== Text segment ==

Inside The Mayfair Townhouse, London’s newest hotel and one-time hangout of Oscar Wilde

Everyone in London lives in their own version of the city. Mine is a triangle, connected by Highbury Tube, Beigel Bake on Brick Lane and various bars in Hackney Wick – but away from all that I find myself most often in Mayfair. It’s where meetings take place, and parties happen. Or used to. I make the journey on the Victoria Line to Green Park more often than any other, and the glow of the lettering spelling out THE RITZ on Piccadilly makes me feel warm and fuzzy. It feels like home.

===
== Dataset entries ==

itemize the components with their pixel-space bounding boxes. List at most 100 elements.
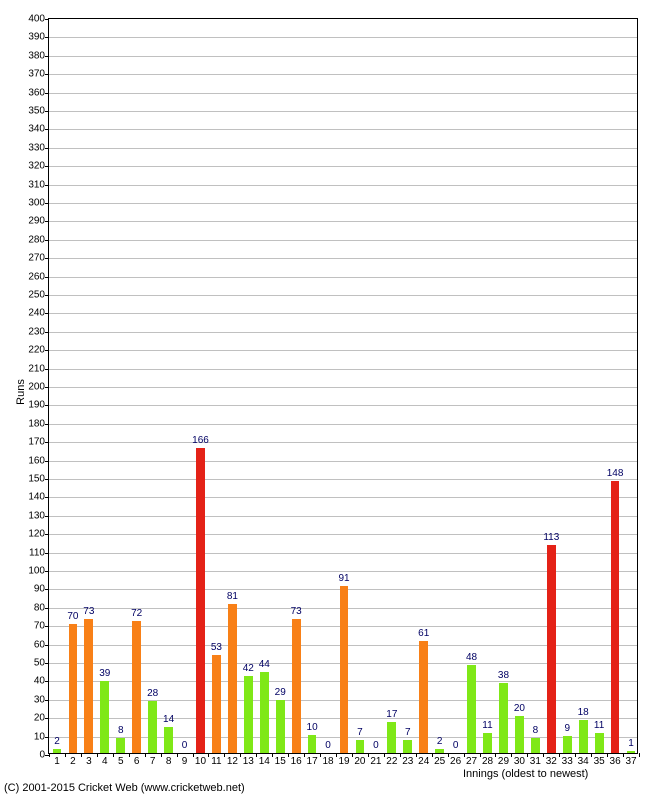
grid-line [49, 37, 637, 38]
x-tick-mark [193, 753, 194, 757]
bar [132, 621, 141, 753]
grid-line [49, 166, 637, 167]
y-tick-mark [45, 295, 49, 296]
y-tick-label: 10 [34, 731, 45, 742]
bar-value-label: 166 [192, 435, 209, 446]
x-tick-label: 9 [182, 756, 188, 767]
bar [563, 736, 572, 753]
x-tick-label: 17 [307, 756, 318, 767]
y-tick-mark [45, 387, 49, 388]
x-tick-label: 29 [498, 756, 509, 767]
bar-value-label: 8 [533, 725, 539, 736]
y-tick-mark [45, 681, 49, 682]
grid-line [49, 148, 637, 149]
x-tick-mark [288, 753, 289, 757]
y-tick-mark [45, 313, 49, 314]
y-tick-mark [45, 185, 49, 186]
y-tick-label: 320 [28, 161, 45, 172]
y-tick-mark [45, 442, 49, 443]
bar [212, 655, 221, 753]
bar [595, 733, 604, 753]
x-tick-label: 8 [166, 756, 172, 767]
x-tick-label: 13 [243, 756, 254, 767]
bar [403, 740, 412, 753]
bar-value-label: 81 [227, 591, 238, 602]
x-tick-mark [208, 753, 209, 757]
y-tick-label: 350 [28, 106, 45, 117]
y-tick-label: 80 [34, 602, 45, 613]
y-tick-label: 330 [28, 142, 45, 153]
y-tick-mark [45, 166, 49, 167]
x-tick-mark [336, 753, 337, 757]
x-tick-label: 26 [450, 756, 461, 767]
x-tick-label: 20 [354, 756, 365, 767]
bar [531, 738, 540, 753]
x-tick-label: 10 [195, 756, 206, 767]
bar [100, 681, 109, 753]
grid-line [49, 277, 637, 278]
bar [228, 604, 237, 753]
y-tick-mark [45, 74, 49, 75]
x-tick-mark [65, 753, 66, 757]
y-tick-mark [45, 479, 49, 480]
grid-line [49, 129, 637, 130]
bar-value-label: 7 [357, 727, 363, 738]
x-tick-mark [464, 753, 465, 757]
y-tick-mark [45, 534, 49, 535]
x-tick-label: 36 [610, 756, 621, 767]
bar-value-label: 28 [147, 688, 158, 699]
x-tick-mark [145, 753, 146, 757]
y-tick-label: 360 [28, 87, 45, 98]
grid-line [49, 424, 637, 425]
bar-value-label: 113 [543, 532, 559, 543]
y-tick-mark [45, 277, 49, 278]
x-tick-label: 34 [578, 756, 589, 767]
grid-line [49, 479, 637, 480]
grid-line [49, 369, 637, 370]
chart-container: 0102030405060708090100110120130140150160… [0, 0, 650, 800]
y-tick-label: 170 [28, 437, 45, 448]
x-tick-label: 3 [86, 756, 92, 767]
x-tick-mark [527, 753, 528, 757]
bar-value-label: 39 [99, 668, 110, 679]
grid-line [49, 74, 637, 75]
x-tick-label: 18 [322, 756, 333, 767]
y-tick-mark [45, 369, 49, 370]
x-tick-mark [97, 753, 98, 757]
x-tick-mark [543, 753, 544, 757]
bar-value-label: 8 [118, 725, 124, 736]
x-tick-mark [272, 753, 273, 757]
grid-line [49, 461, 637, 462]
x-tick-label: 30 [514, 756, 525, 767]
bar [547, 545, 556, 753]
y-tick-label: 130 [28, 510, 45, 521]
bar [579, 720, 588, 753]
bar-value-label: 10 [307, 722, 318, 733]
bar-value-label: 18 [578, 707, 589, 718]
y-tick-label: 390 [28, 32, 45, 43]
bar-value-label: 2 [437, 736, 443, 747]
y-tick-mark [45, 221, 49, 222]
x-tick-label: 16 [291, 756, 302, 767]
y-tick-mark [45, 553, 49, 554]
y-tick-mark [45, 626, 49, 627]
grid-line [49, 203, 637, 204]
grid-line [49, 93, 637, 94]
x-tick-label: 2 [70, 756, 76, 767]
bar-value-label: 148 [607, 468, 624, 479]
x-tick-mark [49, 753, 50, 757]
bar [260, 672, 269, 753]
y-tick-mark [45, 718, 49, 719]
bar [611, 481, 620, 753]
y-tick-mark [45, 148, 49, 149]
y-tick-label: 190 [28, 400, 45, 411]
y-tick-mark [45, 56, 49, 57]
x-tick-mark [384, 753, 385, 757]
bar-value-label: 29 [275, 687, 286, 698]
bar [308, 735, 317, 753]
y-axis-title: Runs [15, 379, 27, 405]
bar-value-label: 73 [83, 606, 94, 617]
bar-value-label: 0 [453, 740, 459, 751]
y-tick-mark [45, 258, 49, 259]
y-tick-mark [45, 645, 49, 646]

===
== Dataset entries ==

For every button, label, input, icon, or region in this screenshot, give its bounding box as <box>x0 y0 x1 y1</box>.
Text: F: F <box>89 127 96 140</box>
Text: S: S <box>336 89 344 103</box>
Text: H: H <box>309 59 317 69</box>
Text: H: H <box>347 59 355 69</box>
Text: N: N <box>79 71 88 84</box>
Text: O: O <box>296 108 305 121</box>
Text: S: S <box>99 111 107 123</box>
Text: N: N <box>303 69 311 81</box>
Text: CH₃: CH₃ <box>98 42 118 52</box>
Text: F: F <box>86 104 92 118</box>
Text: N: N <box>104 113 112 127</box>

===
== Dataset entries ==

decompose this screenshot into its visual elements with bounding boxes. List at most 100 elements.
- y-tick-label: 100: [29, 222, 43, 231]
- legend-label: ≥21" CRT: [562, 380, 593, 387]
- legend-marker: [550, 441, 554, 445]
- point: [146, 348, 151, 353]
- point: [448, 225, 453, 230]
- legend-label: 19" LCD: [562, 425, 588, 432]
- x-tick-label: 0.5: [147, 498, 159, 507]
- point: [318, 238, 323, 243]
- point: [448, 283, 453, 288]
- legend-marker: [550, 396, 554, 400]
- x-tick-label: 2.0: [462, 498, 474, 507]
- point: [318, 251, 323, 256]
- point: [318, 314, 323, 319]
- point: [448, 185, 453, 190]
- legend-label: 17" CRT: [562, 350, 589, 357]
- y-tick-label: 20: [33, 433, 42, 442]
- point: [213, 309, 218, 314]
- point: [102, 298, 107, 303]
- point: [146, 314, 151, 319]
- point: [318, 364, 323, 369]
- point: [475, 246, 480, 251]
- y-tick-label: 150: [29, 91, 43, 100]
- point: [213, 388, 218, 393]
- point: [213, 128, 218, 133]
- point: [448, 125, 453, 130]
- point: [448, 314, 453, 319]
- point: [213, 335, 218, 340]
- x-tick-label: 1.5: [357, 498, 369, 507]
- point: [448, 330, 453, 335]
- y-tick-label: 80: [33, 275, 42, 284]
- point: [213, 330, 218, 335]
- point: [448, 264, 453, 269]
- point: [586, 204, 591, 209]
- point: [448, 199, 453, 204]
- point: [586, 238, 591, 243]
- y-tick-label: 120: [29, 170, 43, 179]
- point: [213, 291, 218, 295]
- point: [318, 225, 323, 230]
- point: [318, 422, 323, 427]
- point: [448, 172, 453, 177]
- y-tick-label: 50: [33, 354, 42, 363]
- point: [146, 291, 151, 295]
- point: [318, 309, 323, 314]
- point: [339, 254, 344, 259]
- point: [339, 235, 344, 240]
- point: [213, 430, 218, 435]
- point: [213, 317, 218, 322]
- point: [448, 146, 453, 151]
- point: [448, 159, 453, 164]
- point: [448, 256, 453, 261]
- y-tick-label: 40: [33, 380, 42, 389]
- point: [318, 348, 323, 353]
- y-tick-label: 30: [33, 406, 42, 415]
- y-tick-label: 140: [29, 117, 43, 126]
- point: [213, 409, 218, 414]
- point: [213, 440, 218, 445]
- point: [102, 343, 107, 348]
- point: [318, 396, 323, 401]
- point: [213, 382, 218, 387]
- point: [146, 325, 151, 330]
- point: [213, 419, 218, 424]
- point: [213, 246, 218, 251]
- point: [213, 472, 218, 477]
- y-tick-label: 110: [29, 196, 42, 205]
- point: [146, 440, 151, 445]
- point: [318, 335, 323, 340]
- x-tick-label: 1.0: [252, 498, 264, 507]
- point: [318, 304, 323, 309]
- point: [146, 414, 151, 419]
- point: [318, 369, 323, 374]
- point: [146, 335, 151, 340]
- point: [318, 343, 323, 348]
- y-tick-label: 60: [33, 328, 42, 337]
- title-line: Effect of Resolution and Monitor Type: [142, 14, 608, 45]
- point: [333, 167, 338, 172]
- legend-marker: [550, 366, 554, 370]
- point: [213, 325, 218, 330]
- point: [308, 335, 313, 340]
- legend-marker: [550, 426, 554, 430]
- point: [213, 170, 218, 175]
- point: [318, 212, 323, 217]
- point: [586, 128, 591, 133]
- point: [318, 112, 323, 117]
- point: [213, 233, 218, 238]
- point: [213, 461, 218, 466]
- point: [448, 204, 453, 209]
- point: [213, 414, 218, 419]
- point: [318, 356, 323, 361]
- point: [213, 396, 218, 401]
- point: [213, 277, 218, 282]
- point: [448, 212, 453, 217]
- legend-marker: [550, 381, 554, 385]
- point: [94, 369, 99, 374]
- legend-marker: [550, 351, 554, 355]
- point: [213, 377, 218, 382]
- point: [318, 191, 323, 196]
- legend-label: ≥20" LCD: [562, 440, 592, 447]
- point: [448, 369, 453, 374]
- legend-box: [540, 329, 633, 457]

===

### Given instruction
Answer these questions using the text about The Mayfair Townhouse.
(a) According to the headline, who once spent time at The Mayfair Townhouse?
(b) Which Tube line does the writer ride to Green Park?
(c) What three places connect the writer's personal triangle of London?

### Task solution
(a) Oscar Wilde.
(b) The Victoria Line.
(c) Highbury Tube, Beigel Bake on Brick Lane, and various bars in Hackney Wick.